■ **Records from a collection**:

--

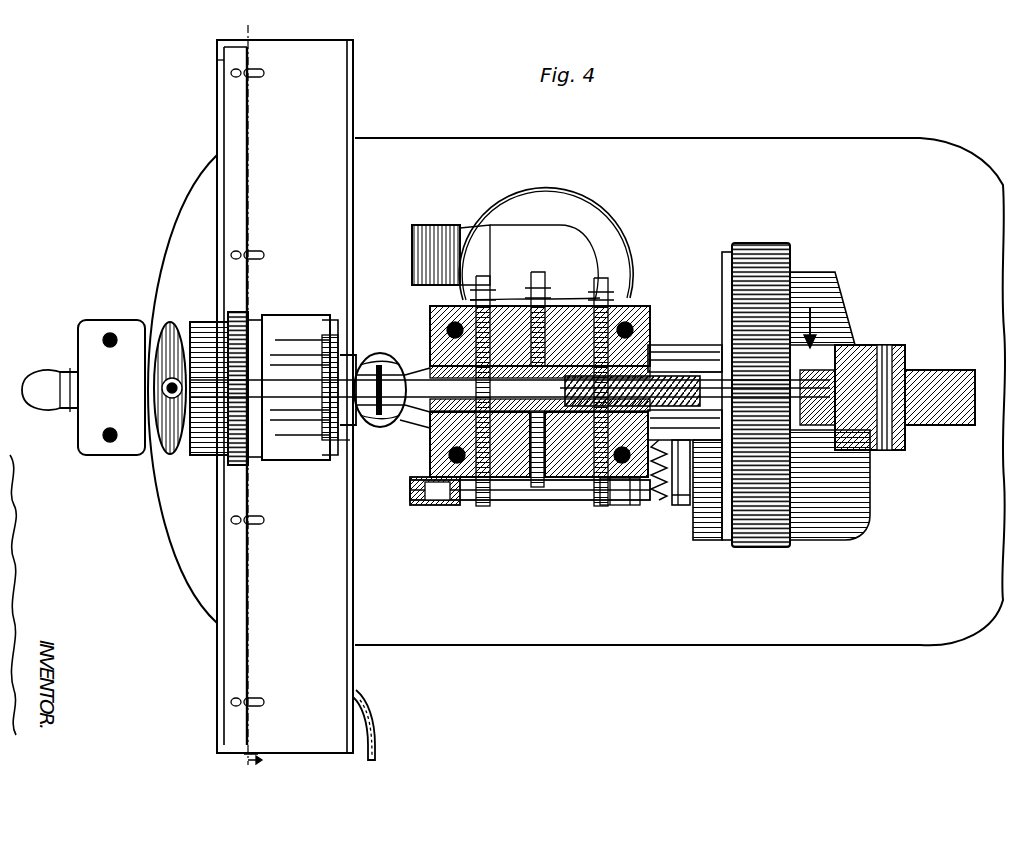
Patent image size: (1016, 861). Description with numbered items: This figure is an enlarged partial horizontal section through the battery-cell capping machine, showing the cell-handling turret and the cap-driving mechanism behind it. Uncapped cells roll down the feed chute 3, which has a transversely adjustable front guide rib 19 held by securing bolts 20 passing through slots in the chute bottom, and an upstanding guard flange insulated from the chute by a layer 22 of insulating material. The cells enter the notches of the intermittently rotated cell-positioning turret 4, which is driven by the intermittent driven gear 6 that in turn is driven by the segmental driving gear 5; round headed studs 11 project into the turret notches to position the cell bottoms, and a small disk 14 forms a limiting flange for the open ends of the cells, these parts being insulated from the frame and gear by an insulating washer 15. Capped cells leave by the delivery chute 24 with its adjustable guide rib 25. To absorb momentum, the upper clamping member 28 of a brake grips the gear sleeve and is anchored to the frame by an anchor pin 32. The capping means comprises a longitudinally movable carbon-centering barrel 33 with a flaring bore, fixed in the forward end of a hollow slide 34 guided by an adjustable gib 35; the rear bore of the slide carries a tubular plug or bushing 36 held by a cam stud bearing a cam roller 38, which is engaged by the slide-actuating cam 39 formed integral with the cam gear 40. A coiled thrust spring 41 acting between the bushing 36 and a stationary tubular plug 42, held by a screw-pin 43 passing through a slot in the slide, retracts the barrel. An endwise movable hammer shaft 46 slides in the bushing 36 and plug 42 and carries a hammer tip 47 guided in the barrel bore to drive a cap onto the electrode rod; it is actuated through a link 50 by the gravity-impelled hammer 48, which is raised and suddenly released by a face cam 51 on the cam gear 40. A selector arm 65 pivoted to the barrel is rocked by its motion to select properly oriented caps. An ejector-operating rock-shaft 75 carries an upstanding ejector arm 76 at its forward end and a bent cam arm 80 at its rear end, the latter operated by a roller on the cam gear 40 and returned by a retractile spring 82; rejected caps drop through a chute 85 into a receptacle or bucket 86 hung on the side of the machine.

The feed chute 3 is at (300, 640).
The cell-positioning turret 4 is at (300, 387).
The segmental driving gear 5 is at (278, 20).
The intermittent driven gear 6 is at (195, 322).
The round headed studs 11 is at (255, 388).
The small disk 14 is at (356, 442).
The insulating washer 15 is at (356, 352).
The front guide rib 19 is at (232, 678).
The securing bolts 20 is at (235, 521).
The layer of insulating material 22 is at (368, 736).
The delivery chute 24 is at (285, 396).
The adjustable guide rib 25 is at (220, 112).
The upper clamping member 28 is at (172, 322).
The anchor pin 32 is at (168, 388).
The carbon-centering barrel 33 is at (378, 360).
The slide 34 is at (660, 356).
The adjustable gib 35 is at (646, 306).
The tubular plug or bushing 36 is at (707, 489).
The cam roller 38 is at (700, 368).
The slide-actuating cam 39 is at (718, 335).
The cam gear 40 is at (767, 244).
The coiled thrust spring 41 is at (596, 444).
The tubular plug 42 is at (480, 444).
The screw-pin 43 is at (537, 488).
The hammer shaft 46 is at (695, 391).
The hammer tip 47 is at (428, 422).
The gravity-impelled hammer 48 is at (950, 371).
The link 50 is at (858, 345).
The face cam 51 is at (836, 278).
The selector arm 65 is at (418, 372).
The ejector-operating rock-shaft 75 is at (497, 500).
The ejector arm 76 is at (412, 500).
The bent cam arm 80 is at (683, 508).
The retractile spring 82 is at (660, 498).
The chute 85 is at (412, 268).
The receptacle or bucket 86 is at (610, 238).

--

■ **What is expected**: Give the data again exactly as it stands, apart from the pictures.

■ **Finished task**:
Patent image size: (1016, 861). Description with numbered items: This figure is an enlarged partial horizontal section through the battery-cell capping machine, showing the cell-handling turret and the cap-driving mechanism behind it. Uncapped cells roll down the feed chute 3, which has a transversely adjustable front guide rib 19 held by securing bolts 20 passing through slots in the chute bottom, and an upstanding guard flange insulated from the chute by a layer 22 of insulating material. The cells enter the notches of the intermittently rotated cell-positioning turret 4, which is driven by the intermittent driven gear 6 that in turn is driven by the segmental driving gear 5; round headed studs 11 project into the turret notches to position the cell bottoms, and a small disk 14 forms a limiting flange for the open ends of the cells, these parts being insulated from the frame and gear by an insulating washer 15. Capped cells leave by the delivery chute 24 with its adjustable guide rib 25. To absorb momentum, the upper clamping member 28 of a brake grips the gear sleeve and is anchored to the frame by an anchor pin 32. The capping means comprises a longitudinally movable carbon-centering barrel 33 with a flaring bore, fixed in the forward end of a hollow slide 34 guided by an adjustable gib 35; the rear bore of the slide carries a tubular plug or bushing 36 held by a cam stud bearing a cam roller 38, which is engaged by the slide-actuating cam 39 formed integral with the cam gear 40. A coiled thrust spring 41 acting between the bushing 36 and a stationary tubular plug 42, held by a screw-pin 43 passing through a slot in the slide, retracts the barrel. An endwise movable hammer shaft 46 slides in the bushing 36 and plug 42 and carries a hammer tip 47 guided in the barrel bore to drive a cap onto the electrode rod; it is actuated through a link 50 by the gravity-impelled hammer 48, which is raised and suddenly released by a face cam 51 on the cam gear 40. A selector arm 65 pivoted to the barrel is rocked by its motion to select properly oriented caps. An ejector-operating rock-shaft 75 carries an upstanding ejector arm 76 at its forward end and a bent cam arm 80 at its rear end, the latter operated by a roller on the cam gear 40 and returned by a retractile spring 82; rejected caps drop through a chute 85 into a receptacle or bucket 86 hung on the side of the machine.

The feed chute 3 is at (300, 640).
The cell-positioning turret 4 is at (300, 387).
The segmental driving gear 5 is at (278, 20).
The intermittent driven gear 6 is at (195, 322).
The round headed studs 11 is at (255, 388).
The small disk 14 is at (356, 442).
The insulating washer 15 is at (356, 352).
The front guide rib 19 is at (232, 678).
The securing bolts 20 is at (235, 521).
The layer of insulating material 22 is at (368, 736).
The delivery chute 24 is at (285, 396).
The adjustable guide rib 25 is at (220, 112).
The upper clamping member 28 is at (172, 322).
The anchor pin 32 is at (168, 388).
The carbon-centering barrel 33 is at (378, 360).
The slide 34 is at (660, 356).
The adjustable gib 35 is at (646, 306).
The tubular plug or bushing 36 is at (707, 489).
The cam roller 38 is at (700, 368).
The slide-actuating cam 39 is at (718, 335).
The cam gear 40 is at (767, 244).
The coiled thrust spring 41 is at (596, 444).
The tubular plug 42 is at (480, 444).
The screw-pin 43 is at (537, 488).
The hammer shaft 46 is at (695, 391).
The hammer tip 47 is at (428, 422).
The gravity-impelled hammer 48 is at (950, 371).
The link 50 is at (858, 345).
The face cam 51 is at (836, 278).
The selector arm 65 is at (418, 372).
The ejector-operating rock-shaft 75 is at (497, 500).
The ejector arm 76 is at (412, 500).
The bent cam arm 80 is at (683, 508).
The retractile spring 82 is at (660, 498).
The chute 85 is at (412, 268).
The receptacle or bucket 86 is at (610, 238).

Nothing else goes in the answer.